Directions for this task
From the listing below, return each line that includes "Gracia".

Dataset rows
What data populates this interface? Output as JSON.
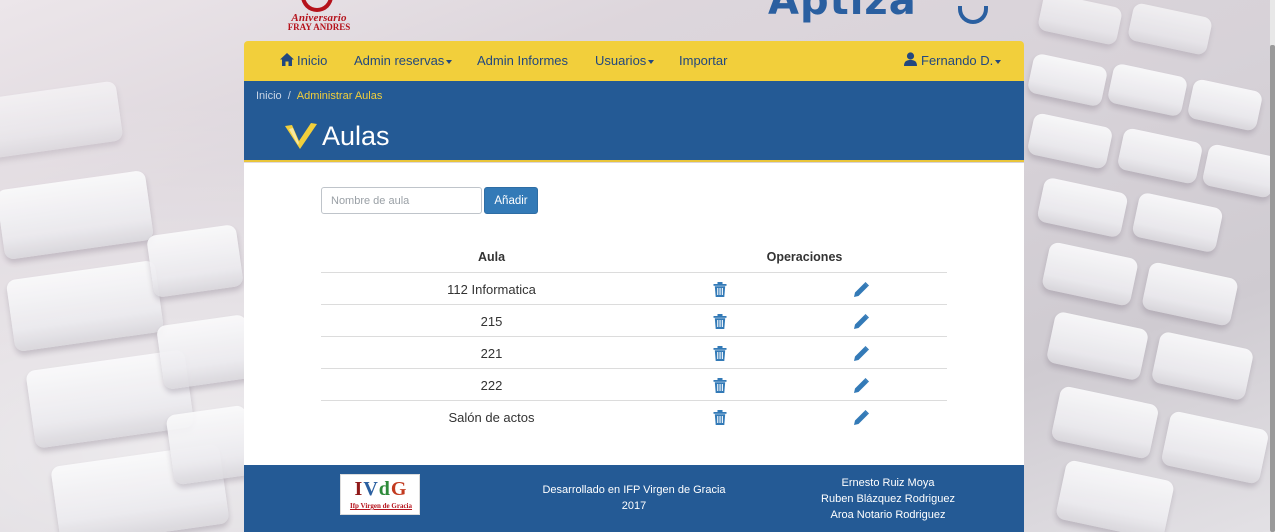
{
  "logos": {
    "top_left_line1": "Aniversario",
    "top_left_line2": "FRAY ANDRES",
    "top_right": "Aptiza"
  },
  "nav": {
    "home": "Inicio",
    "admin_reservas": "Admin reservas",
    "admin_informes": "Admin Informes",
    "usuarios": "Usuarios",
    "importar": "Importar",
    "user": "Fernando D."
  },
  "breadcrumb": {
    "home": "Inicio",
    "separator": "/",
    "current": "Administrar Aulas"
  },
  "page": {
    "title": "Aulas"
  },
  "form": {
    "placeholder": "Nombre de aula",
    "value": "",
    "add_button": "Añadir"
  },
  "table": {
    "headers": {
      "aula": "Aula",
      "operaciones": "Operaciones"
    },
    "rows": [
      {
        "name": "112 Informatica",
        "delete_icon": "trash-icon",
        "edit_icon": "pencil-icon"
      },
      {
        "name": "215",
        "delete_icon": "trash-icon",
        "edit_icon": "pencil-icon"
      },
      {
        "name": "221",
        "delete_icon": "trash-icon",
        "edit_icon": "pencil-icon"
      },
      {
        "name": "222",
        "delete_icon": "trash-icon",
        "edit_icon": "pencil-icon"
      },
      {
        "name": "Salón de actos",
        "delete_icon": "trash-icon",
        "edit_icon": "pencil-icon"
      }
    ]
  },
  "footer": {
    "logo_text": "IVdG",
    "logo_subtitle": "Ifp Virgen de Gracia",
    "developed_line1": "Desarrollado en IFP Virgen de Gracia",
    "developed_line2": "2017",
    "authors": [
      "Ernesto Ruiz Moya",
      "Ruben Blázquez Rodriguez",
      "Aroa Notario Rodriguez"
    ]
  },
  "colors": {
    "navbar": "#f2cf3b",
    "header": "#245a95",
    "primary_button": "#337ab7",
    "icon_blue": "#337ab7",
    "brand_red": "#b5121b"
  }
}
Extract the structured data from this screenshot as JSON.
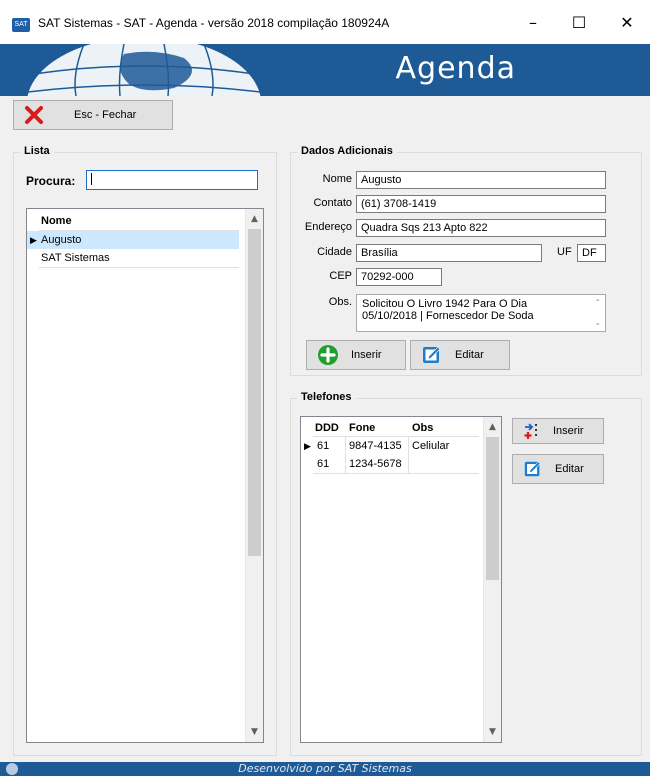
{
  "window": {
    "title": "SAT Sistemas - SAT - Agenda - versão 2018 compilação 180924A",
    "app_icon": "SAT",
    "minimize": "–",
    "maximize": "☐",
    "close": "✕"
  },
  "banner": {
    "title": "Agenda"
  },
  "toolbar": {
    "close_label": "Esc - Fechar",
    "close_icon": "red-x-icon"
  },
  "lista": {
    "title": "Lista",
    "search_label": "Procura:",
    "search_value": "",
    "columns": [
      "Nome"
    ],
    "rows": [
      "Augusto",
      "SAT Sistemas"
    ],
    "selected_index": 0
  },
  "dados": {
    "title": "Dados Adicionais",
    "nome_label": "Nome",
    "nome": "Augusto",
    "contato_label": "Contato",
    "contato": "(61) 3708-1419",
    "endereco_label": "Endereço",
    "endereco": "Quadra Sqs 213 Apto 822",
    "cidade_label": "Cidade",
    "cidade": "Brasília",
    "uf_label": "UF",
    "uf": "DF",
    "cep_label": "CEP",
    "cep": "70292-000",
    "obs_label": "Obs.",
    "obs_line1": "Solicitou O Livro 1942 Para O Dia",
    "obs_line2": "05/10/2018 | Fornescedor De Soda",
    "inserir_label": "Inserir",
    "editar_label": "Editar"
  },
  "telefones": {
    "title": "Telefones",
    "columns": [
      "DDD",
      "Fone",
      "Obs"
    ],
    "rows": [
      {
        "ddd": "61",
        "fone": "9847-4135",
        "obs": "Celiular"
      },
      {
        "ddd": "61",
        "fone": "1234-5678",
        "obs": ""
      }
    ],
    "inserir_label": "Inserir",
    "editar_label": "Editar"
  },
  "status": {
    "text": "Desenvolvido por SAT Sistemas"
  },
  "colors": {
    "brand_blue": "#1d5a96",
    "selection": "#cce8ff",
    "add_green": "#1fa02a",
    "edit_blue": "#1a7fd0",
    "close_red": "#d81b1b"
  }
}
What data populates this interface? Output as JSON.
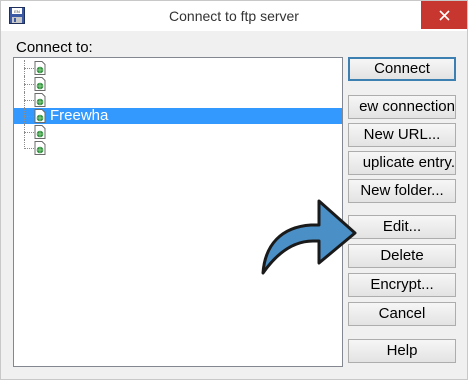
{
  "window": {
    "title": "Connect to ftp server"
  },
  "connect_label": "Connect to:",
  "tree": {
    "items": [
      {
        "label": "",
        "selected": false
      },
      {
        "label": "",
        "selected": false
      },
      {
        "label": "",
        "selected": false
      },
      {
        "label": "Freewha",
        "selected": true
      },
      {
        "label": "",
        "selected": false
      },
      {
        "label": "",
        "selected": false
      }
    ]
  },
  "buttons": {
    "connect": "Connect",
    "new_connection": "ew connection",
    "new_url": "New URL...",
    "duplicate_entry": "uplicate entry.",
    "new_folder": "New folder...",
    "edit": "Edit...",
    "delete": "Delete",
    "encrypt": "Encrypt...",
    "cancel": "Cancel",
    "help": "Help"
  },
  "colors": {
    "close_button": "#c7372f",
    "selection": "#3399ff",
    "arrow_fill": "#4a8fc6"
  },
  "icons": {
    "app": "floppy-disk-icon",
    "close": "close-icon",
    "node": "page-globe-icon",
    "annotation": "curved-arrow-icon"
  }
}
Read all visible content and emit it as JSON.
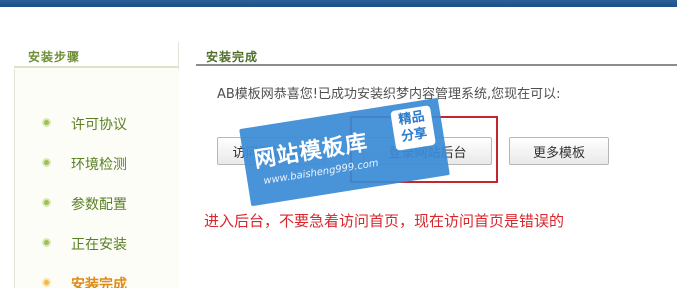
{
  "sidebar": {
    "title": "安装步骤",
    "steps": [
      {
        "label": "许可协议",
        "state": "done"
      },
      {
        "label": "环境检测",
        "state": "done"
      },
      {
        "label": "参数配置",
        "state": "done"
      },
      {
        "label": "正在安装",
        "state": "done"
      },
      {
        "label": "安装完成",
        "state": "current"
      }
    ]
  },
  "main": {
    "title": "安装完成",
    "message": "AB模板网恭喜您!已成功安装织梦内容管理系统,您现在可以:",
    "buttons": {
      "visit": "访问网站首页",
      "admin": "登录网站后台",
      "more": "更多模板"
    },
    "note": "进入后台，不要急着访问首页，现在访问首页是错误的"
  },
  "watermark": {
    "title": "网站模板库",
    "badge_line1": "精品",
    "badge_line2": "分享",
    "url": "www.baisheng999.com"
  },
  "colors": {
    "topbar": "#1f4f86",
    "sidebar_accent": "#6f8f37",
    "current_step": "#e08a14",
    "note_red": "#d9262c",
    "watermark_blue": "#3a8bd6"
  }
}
...
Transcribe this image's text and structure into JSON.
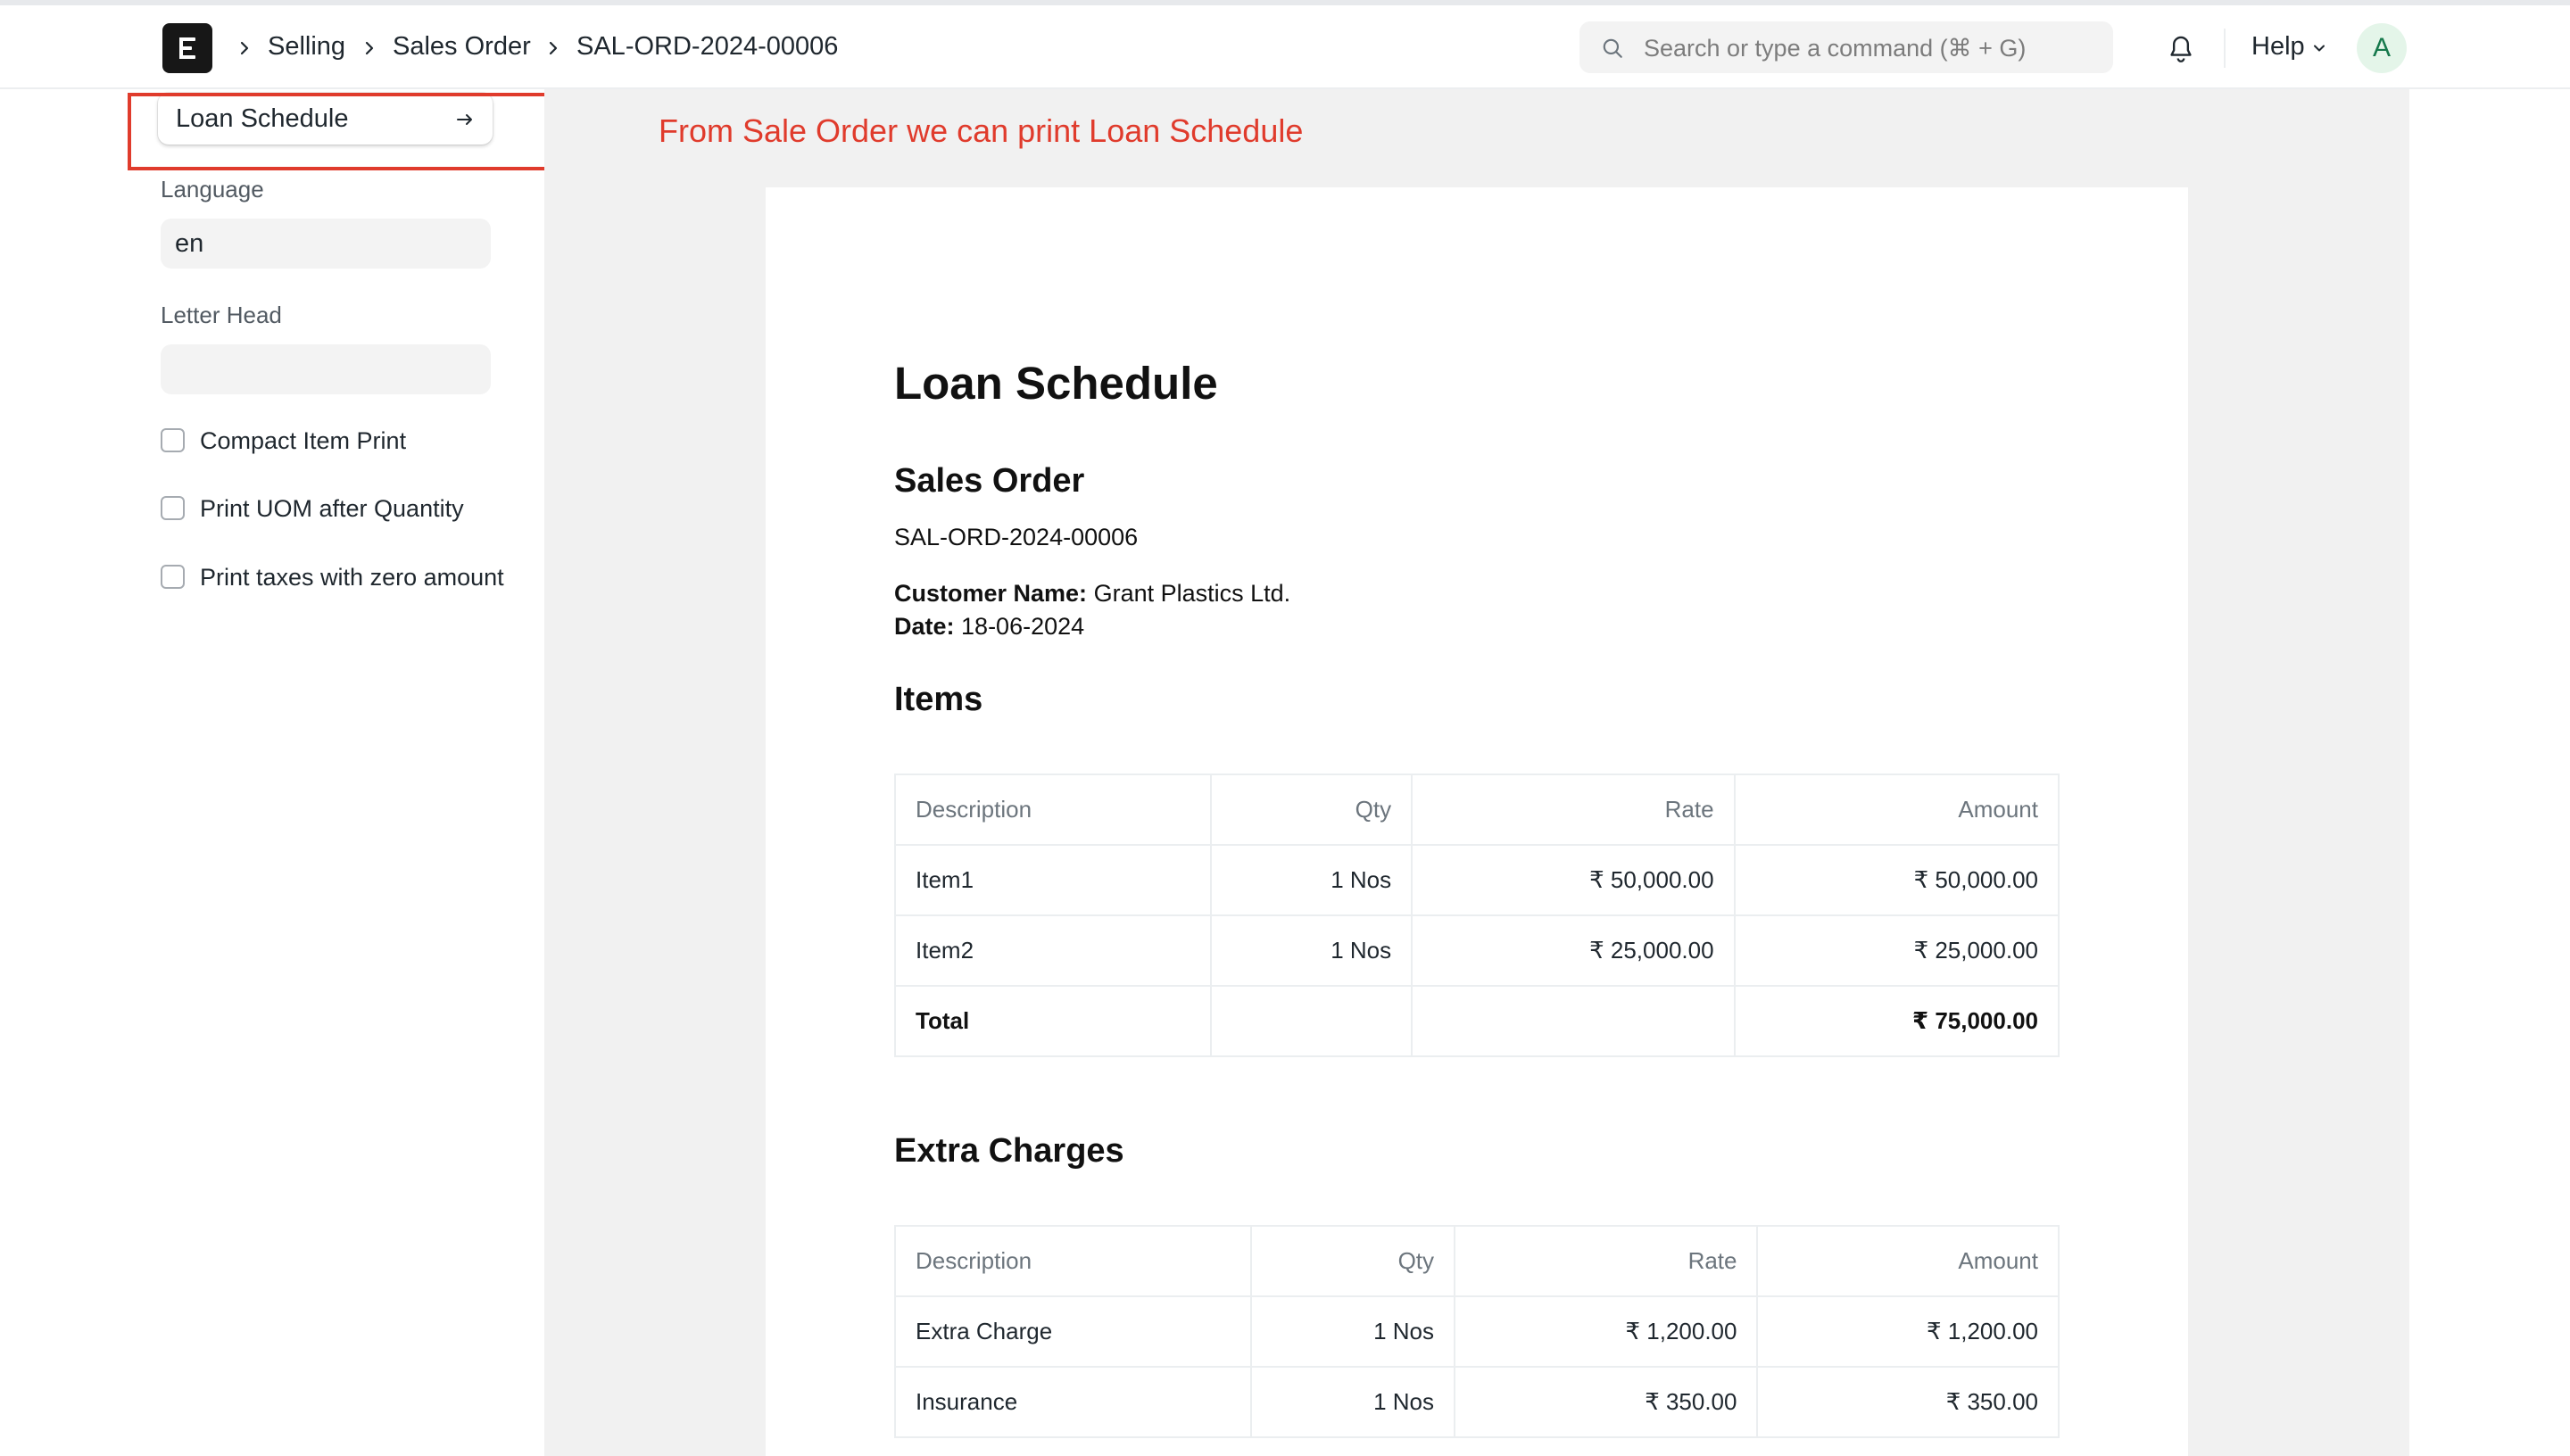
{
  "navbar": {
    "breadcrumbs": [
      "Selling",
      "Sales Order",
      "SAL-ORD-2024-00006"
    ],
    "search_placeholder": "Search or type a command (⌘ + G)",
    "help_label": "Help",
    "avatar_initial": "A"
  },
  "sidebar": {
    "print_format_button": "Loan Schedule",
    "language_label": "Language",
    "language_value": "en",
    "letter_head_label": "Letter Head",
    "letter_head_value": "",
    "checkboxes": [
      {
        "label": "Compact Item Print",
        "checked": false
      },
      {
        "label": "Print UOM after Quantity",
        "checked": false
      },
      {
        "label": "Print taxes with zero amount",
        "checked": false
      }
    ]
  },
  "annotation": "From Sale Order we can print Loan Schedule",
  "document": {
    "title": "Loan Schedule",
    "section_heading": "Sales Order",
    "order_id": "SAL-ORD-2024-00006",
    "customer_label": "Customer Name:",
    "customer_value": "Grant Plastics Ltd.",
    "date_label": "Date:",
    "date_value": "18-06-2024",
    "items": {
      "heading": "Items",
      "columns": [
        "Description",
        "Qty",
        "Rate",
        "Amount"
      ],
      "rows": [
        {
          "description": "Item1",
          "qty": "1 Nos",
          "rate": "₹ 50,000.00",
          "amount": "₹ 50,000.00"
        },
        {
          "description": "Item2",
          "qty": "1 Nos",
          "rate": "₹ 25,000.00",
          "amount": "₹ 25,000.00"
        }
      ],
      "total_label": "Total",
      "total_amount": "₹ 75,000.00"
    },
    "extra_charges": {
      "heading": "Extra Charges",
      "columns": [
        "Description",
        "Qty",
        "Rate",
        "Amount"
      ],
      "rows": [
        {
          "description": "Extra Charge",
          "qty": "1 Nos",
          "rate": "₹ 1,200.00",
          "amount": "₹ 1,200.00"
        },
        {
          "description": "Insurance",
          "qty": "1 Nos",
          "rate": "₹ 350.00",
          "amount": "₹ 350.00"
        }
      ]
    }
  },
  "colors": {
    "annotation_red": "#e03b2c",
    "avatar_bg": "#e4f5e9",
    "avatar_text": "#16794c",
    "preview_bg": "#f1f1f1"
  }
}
...
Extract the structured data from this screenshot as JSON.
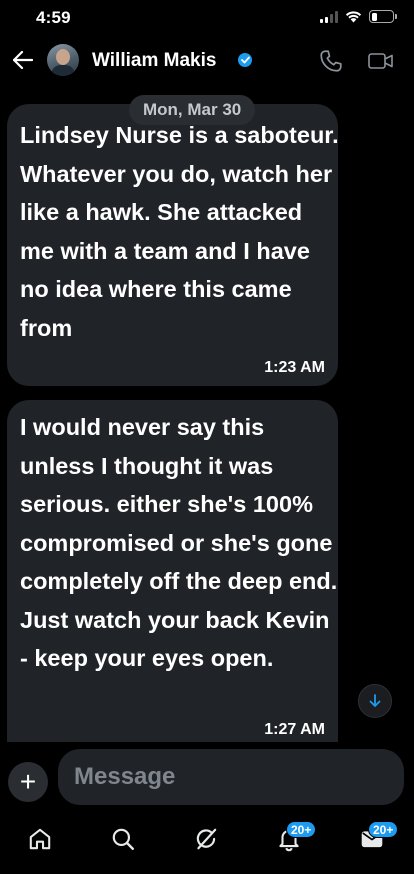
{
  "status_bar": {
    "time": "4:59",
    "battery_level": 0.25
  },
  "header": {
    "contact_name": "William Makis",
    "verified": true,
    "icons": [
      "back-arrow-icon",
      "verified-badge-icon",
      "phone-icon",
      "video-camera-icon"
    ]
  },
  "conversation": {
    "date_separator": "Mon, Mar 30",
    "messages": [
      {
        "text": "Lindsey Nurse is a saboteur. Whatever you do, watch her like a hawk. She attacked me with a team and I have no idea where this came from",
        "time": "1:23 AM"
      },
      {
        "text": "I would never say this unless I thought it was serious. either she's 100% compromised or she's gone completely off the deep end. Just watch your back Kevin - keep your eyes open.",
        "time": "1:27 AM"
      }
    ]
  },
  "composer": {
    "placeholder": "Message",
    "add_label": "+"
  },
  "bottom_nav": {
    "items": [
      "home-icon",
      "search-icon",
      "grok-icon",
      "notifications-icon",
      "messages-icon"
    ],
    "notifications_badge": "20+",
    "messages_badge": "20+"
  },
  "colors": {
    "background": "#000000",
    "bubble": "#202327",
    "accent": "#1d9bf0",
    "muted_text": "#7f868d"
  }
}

Answer for the task
    "logo_subtitle": "Ifp Virgen de Gracia",
    "developed_line1": "Desarrollado en IFP Virgen de Gracia",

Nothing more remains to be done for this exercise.